[Dataset records on visual material]
╔══
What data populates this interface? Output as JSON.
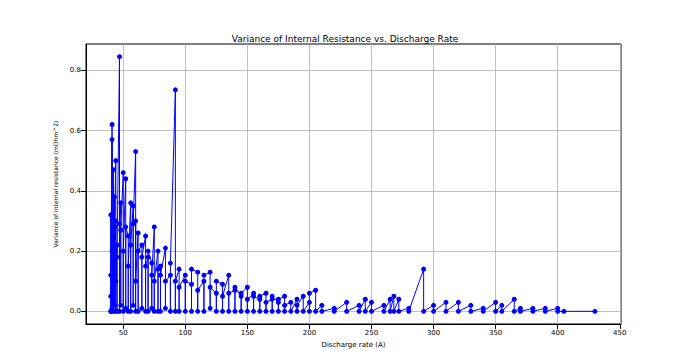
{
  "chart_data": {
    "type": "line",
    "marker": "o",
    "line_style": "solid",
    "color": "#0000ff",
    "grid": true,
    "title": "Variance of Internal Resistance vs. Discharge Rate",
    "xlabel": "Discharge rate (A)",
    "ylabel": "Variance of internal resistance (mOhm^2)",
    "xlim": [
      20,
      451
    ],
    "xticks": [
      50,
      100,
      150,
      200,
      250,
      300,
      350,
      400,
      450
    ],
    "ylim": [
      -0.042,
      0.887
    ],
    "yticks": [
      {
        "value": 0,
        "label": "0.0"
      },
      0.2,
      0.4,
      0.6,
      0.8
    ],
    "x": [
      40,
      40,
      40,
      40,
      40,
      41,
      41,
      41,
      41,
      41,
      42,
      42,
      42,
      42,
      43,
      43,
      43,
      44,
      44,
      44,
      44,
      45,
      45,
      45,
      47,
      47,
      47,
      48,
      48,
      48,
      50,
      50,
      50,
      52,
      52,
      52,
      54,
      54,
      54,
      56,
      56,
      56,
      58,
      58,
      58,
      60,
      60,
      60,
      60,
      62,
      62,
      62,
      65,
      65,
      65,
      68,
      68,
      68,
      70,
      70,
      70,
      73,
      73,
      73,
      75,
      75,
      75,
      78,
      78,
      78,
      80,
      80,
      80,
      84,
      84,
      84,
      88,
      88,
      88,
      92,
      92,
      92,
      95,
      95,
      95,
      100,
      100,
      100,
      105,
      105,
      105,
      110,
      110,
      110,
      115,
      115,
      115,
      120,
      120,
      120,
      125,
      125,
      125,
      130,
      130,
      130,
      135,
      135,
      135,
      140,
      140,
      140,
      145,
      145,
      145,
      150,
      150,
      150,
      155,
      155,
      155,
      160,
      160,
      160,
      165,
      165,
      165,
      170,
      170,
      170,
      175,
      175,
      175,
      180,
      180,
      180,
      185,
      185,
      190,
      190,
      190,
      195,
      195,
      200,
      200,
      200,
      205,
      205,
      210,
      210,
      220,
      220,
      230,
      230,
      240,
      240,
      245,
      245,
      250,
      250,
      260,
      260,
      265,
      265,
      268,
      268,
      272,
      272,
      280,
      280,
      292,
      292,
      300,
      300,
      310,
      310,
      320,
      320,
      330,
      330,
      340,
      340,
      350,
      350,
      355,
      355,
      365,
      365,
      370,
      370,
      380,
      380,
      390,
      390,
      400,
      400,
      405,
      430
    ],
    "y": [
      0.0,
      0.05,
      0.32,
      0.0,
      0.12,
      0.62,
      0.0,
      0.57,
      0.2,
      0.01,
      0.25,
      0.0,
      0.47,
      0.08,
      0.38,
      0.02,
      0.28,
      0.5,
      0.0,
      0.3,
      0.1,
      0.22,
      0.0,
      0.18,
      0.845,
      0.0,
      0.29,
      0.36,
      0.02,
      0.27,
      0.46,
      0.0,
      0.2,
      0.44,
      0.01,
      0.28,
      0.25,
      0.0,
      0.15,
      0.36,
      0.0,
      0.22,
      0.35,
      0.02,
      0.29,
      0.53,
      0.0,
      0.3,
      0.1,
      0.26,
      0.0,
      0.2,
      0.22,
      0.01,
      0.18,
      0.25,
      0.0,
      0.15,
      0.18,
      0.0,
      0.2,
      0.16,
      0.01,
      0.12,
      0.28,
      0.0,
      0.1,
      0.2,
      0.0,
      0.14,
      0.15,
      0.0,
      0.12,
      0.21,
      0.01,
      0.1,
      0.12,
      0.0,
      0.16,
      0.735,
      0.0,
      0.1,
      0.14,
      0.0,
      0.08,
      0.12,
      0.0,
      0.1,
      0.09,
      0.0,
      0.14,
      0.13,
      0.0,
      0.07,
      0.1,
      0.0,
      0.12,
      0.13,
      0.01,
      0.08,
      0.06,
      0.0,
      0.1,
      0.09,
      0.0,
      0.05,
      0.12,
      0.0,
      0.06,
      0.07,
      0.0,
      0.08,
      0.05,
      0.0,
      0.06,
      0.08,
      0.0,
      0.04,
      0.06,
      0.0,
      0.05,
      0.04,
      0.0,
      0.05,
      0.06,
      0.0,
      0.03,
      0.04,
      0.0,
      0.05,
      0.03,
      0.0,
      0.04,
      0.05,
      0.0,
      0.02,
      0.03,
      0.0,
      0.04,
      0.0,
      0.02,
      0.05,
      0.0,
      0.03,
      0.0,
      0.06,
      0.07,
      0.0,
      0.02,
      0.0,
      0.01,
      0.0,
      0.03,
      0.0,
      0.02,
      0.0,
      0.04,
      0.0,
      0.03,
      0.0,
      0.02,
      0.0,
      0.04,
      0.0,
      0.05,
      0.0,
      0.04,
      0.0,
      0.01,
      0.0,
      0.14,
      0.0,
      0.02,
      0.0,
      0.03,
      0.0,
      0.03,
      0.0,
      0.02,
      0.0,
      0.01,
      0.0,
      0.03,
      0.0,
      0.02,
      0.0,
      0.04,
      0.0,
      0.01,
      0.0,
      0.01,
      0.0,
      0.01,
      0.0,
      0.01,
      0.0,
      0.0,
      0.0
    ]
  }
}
╚══
> **WHAT TO PRODUCE**
Using the listing above, pull out all lines that hold the word "Discharge".

> **SOLUTION BELOW**
    "title": "Variance of Internal Resistance vs. Discharge Rate",
    "xlabel": "Discharge rate (A)",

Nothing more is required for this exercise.